Can you rewrite every line of the items below as a numbered list, leaving out the blank lines?

***** SOURCE MATERIAL *****

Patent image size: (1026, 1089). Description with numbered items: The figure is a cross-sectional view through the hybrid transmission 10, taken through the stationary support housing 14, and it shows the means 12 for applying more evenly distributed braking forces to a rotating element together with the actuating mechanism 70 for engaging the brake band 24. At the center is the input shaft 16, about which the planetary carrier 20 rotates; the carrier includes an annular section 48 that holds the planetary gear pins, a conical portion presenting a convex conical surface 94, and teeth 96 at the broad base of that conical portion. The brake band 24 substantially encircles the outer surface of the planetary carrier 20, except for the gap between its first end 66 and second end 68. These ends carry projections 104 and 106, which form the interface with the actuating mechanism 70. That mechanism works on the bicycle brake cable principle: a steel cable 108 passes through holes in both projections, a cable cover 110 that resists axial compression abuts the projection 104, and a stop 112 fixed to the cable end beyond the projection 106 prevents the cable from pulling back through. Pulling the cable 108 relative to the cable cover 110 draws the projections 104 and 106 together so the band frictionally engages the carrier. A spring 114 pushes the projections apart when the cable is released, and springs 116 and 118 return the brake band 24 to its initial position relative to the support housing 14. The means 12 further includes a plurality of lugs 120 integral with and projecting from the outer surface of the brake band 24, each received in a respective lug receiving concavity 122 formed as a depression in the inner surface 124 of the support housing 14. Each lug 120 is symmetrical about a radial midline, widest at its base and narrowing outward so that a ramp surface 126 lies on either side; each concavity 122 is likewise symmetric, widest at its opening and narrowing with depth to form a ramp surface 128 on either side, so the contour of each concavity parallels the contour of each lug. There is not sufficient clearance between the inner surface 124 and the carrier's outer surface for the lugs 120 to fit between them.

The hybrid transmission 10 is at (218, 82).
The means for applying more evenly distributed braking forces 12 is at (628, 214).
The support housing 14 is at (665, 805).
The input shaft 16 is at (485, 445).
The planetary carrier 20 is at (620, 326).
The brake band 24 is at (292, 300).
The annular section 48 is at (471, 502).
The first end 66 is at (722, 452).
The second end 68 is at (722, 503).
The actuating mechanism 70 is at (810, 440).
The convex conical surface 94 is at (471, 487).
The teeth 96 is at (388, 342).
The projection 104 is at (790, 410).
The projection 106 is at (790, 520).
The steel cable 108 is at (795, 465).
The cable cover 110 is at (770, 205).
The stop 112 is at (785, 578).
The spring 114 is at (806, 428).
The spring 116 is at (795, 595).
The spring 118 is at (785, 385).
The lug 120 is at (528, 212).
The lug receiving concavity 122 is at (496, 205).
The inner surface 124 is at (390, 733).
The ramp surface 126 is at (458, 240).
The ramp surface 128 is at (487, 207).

*****

_RESULT OF THIS EXERCISE_:
1. Patent image size: (1026, 1089). Description with numbered items: The figure is a cross-sectional view through the hybrid transmission 10, taken through the stationary support housing 14, and it shows the means 12 for applying more evenly distributed braking forces to a rotating element together with the actuating mechanism 70 for engaging the brake band 24. At the center is the input shaft 16, about which the planetary carrier 20 rotates; the carrier includes an annular section 48 that holds the planetary gear pins, a conical portion presenting a convex conical surface 94, and teeth 96 at the broad base of that conical portion. The brake band 24 substantially encircles the outer surface of the planetary carrier 20, except for the gap between its first end 66 and second end 68. These ends carry projections 104 and 106, which form the interface with the actuating mechanism 70. That mechanism works on the bicycle brake cable principle: a steel cable 108 passes through holes in both projections, a cable cover 110 that resists axial compression abuts the projection 104, and a stop 112 fixed to the cable end beyond the projection 106 prevents the cable from pulling back through. Pulling the cable 108 relative to the cable cover 110 draws the projections 104 and 106 together so the band frictionally engages the carrier. A spring 114 pushes the projections apart when the cable is released, and springs 116 and 118 return the brake band 24 to its initial position relative to the support housing 14. The means 12 further includes a plurality of lugs 120 integral with and projecting from the outer surface of the brake band 24, each received in a respective lug receiving concavity 122 formed as a depression in the inner surface 124 of the support housing 14. Each lug 120 is symmetrical about a radial midline, widest at its base and narrowing outward so that a ramp surface 126 lies on either side; each concavity 122 is likewise symmetric, widest at its opening and narrowing with depth to form a ramp surface 128 on either side, so the contour of each concavity parallels the contour of each lug. There is not sufficient clearance between the inner surface 124 and the carrier's outer surface for the lugs 120 to fit between them.
2. The hybrid transmission 10 is at (218, 82).
3. The means for applying more evenly distributed braking forces 12 is at (628, 214).
4. The support housing 14 is at (665, 805).
5. The input shaft 16 is at (485, 445).
6. The planetary carrier 20 is at (620, 326).
7. The brake band 24 is at (292, 300).
8. The annular section 48 is at (471, 502).
9. The first end 66 is at (722, 452).
10. The second end 68 is at (722, 503).
11. The actuating mechanism 70 is at (810, 440).
12. The convex conical surface 94 is at (471, 487).
13. The teeth 96 is at (388, 342).
14. The projection 104 is at (790, 410).
15. The projection 106 is at (790, 520).
16. The steel cable 108 is at (795, 465).
17. The cable cover 110 is at (770, 205).
18. The stop 112 is at (785, 578).
19. The spring 114 is at (806, 428).
20. The spring 116 is at (795, 595).
21. The spring 118 is at (785, 385).
22. The lug 120 is at (528, 212).
23. The lug receiving concavity 122 is at (496, 205).
24. The inner surface 124 is at (390, 733).
25. The ramp surface 126 is at (458, 240).
26. The ramp surface 128 is at (487, 207).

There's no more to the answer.